▸ Short task
Consider the records below. How many of their lines include the word "Acesse"? State the number and nothing else.

▸ Entries supplied

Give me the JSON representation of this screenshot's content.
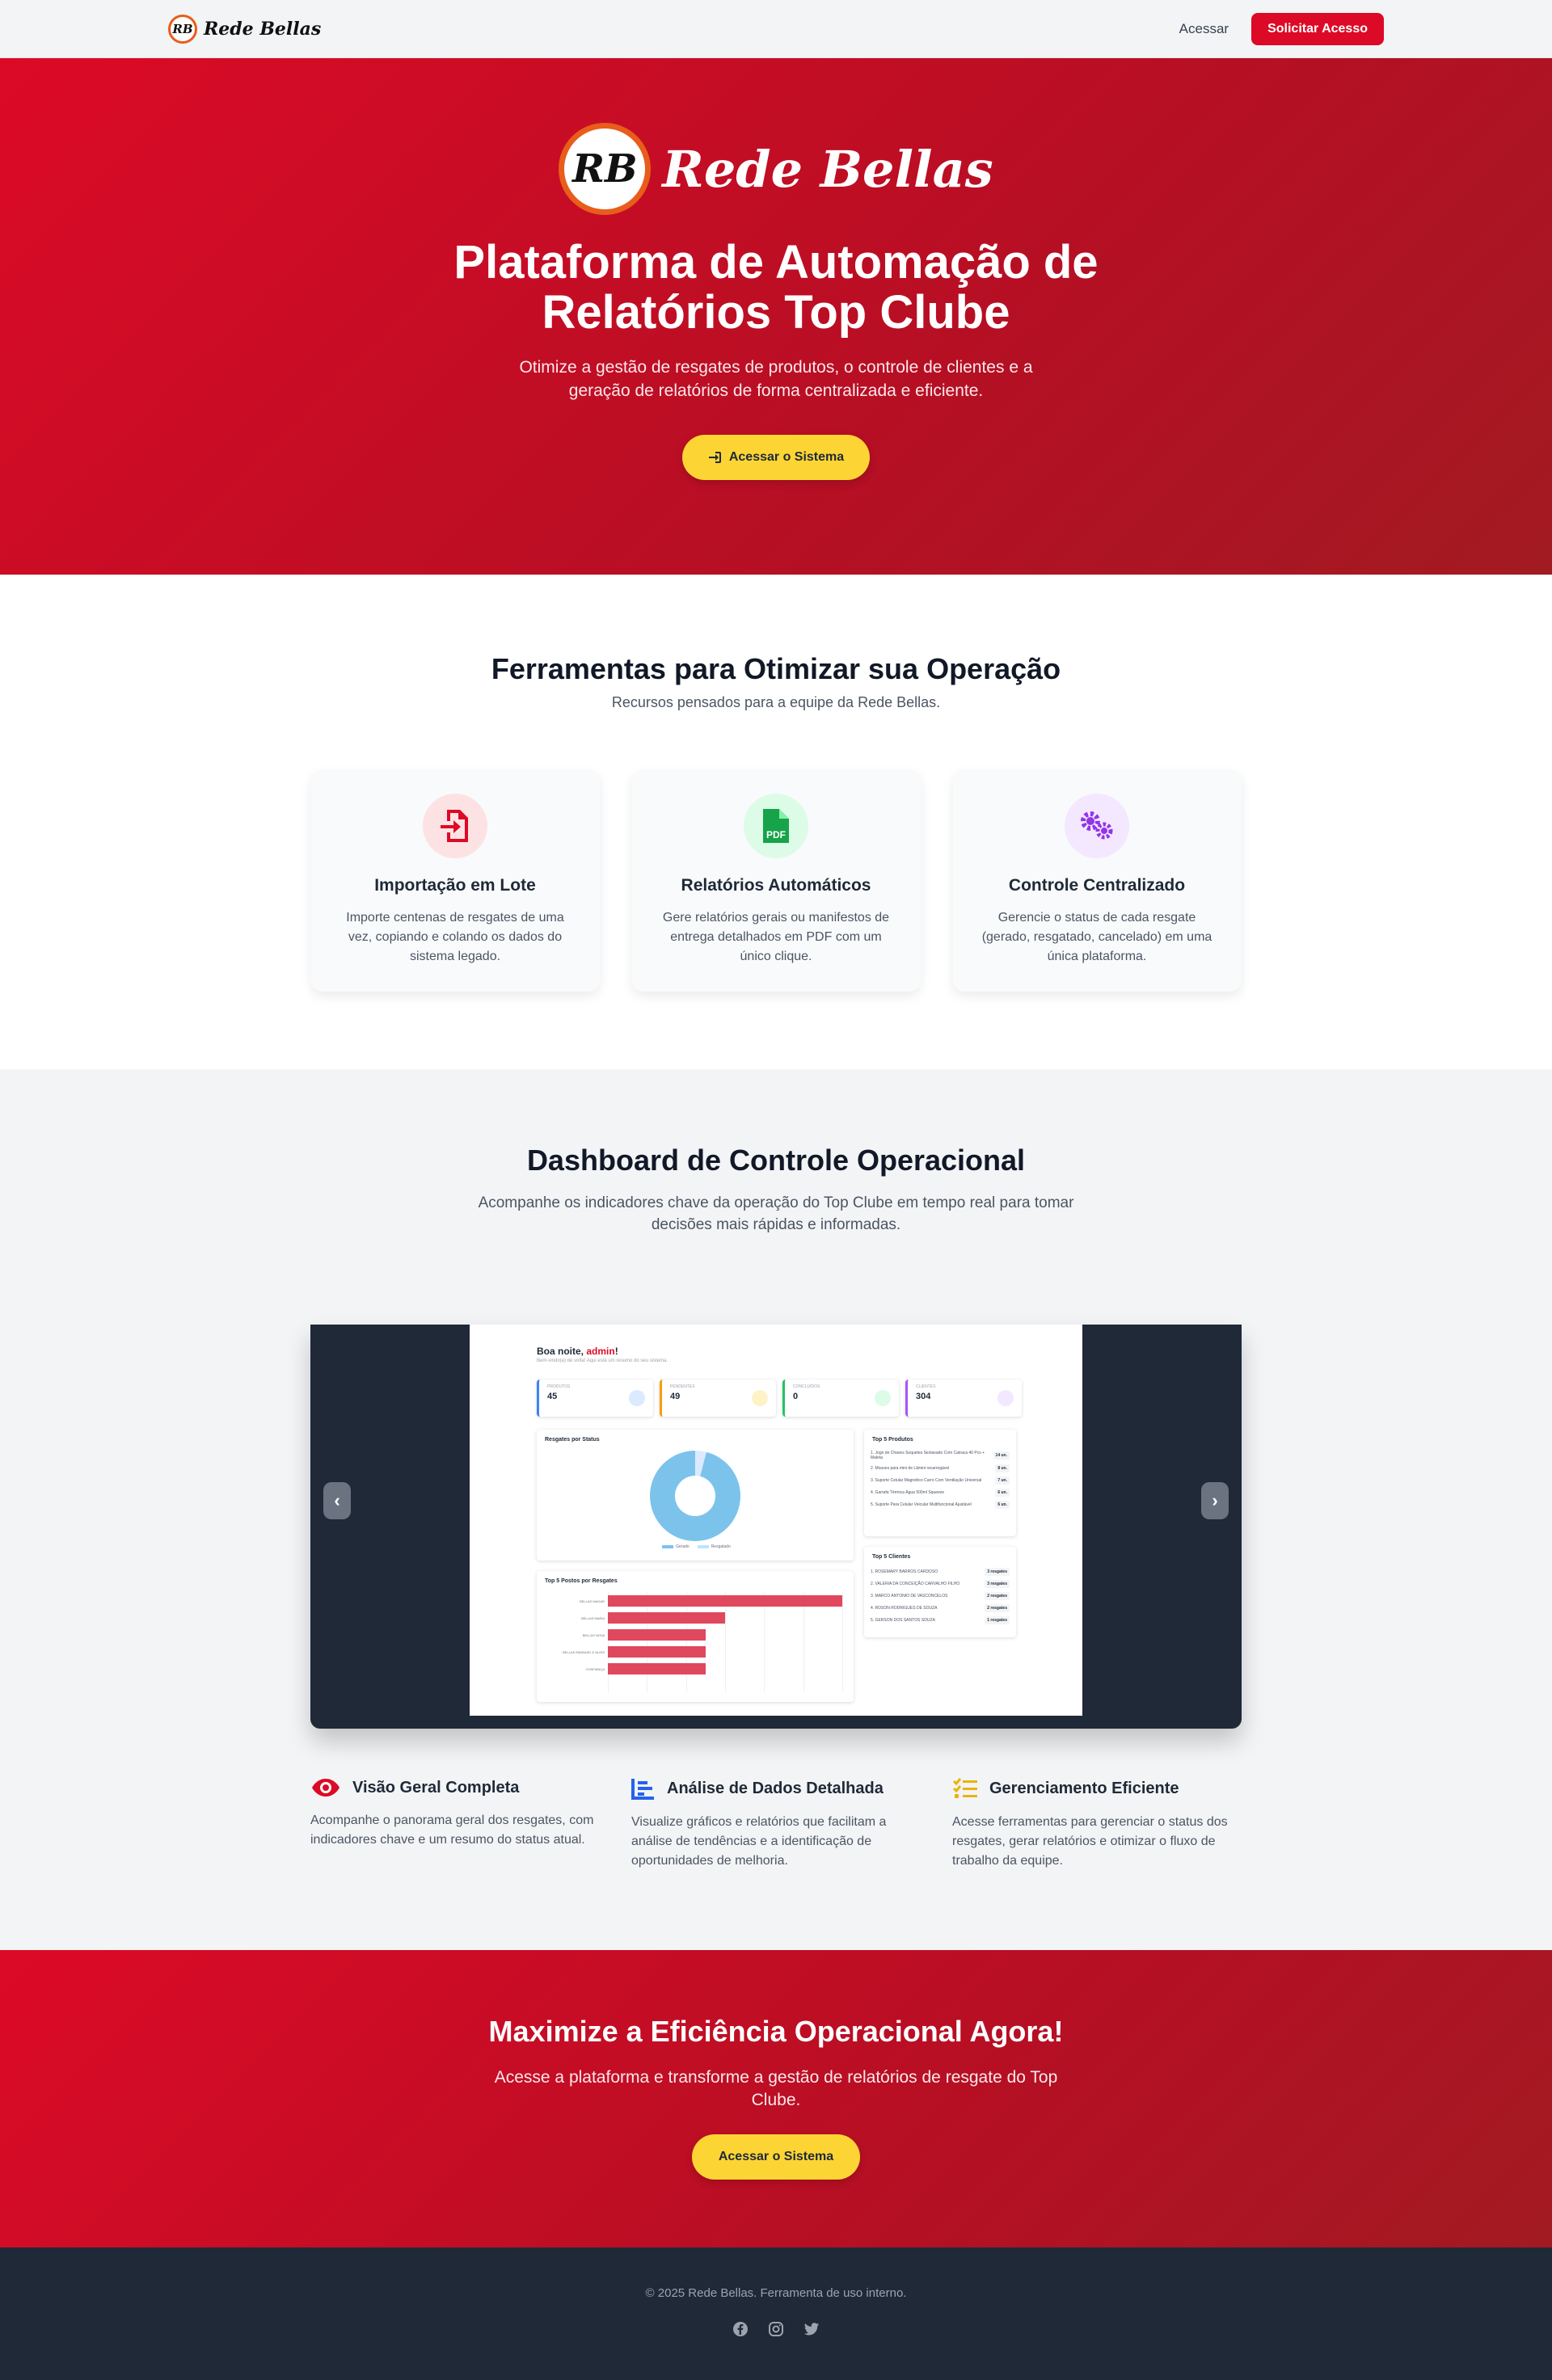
{
  "nav": {
    "brand_initials": "RB",
    "brand_name": "Rede Bellas",
    "login_label": "Acessar",
    "request_label": "Solicitar Acesso"
  },
  "hero": {
    "brand_initials": "RB",
    "brand_name": "Rede Bellas",
    "title": "Plataforma de Automação de Relatórios Top Clube",
    "subtitle": "Otimize a gestão de resgates de produtos, o controle de clientes e a geração de relatórios de forma centralizada e eficiente.",
    "cta_label": "Acessar o Sistema"
  },
  "features": {
    "title": "Ferramentas para Otimizar sua Operação",
    "subtitle": "Recursos pensados para a equipe da Rede Bellas.",
    "cards": [
      {
        "icon": "file-import-icon",
        "title": "Importação em Lote",
        "text": "Importe centenas de resgates de uma vez, copiando e colando os dados do sistema legado.",
        "color": "#dc0a26",
        "bg": "#fde2e4"
      },
      {
        "icon": "file-pdf-icon",
        "title": "Relatórios Automáticos",
        "text": "Gere relatórios gerais ou manifestos de entrega detalhados em PDF com um único clique.",
        "color": "#16a34a",
        "bg": "#dcfce7"
      },
      {
        "icon": "gears-icon",
        "title": "Controle Centralizado",
        "text": "Gerencie o status de cada resgate (gerado, resgatado, cancelado) em uma única plataforma.",
        "color": "#9333ea",
        "bg": "#f3e8ff"
      }
    ]
  },
  "dashboard": {
    "title": "Dashboard de Controle Operacional",
    "subtitle": "Acompanhe os indicadores chave da operação do Top Clube em tempo real para tomar decisões mais rápidas e informadas.",
    "prev_label": "‹",
    "next_label": "›",
    "mock": {
      "greeting": "Boa noite, ",
      "user": "admin",
      "greeting_end": "!",
      "greeting_sub": "Bem-vindo(a) de volta! Aqui está um resumo do seu sistema.",
      "stats": [
        {
          "label": "PRODUTOS",
          "value": "45",
          "color": "#3b82f6",
          "icon_bg": "#dbeafe"
        },
        {
          "label": "PENDENTES",
          "value": "49",
          "color": "#f59e0b",
          "icon_bg": "#fef3c7"
        },
        {
          "label": "CONCLUÍDOS",
          "value": "0",
          "color": "#22c55e",
          "icon_bg": "#dcfce7"
        },
        {
          "label": "CLIENTES",
          "value": "304",
          "color": "#a855f7",
          "icon_bg": "#f3e8ff"
        }
      ],
      "status_chart": {
        "title": "Resgates por Status",
        "legend": [
          "Gerado",
          "Resgatado"
        ]
      },
      "top_products": {
        "title": "Top 5 Produtos",
        "items": [
          {
            "name": "1. Jogo de Chaves Soquetes Sextavado Com Catraca 40 Pcs + Maleta",
            "count": "14 un."
          },
          {
            "name": "2. Mouses para mini de Lâmini recarregável",
            "count": "8 un."
          },
          {
            "name": "3. Suporte Celular Magnético Carro Com Ventilação Universal",
            "count": "7 un."
          },
          {
            "name": "4. Garrafa Térmica Água 500ml Squeeze",
            "count": "6 un."
          },
          {
            "name": "5. Suporte Para Celular Veicular Multifuncional Ajustável",
            "count": "6 un."
          }
        ]
      },
      "top_clients": {
        "title": "Top 5 Clientes",
        "items": [
          {
            "name": "1. ROSEMARY BARROS CARDOSO",
            "count": "3 resgates"
          },
          {
            "name": "2. VALERIA DA CONCEIÇÃO CARVALHO FILHO",
            "count": "3 resgates"
          },
          {
            "name": "3. MARCO ANTONIO DE VASCONCELOS",
            "count": "2 resgates"
          },
          {
            "name": "4. ROSON RODRIGUES DE SOUZA",
            "count": "2 resgates"
          },
          {
            "name": "5. GERSON DOS SANTOS SOUZA",
            "count": "1 resgates"
          }
        ]
      },
      "stores_chart": {
        "title": "Top 5 Postos por Resgates",
        "stores": [
          "BELLAS MAGAR",
          "BELLAS MARIA",
          "BELLAS NOVA",
          "BELLAS EMANUEL E ALOIS",
          "CONFIANÇA"
        ],
        "values": [
          12,
          6,
          5,
          5,
          5
        ],
        "xmax": 12
      }
    },
    "highlights": [
      {
        "icon": "eye-icon",
        "title": "Visão Geral Completa",
        "text": "Acompanhe o panorama geral dos resgates, com indicadores chave e um resumo do status atual.",
        "color": "#dc0a26"
      },
      {
        "icon": "chart-bar-icon",
        "title": "Análise de Dados Detalhada",
        "text": "Visualize gráficos e relatórios que facilitam a análise de tendências e a identificação de oportunidades de melhoria.",
        "color": "#2563eb"
      },
      {
        "icon": "list-check-icon",
        "title": "Gerenciamento Eficiente",
        "text": "Acesse ferramentas para gerenciar o status dos resgates, gerar relatórios e otimizar o fluxo de trabalho da equipe.",
        "color": "#eab308"
      }
    ]
  },
  "cta": {
    "title": "Maximize a Eficiência Operacional Agora!",
    "subtitle": "Acesse a plataforma e transforme a gestão de relatórios de resgate do Top Clube.",
    "button_label": "Acessar o Sistema"
  },
  "footer": {
    "text": "© 2025 Rede Bellas. Ferramenta de uso interno.",
    "socials": [
      "facebook-icon",
      "instagram-icon",
      "twitter-icon"
    ]
  }
}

▸ Response
2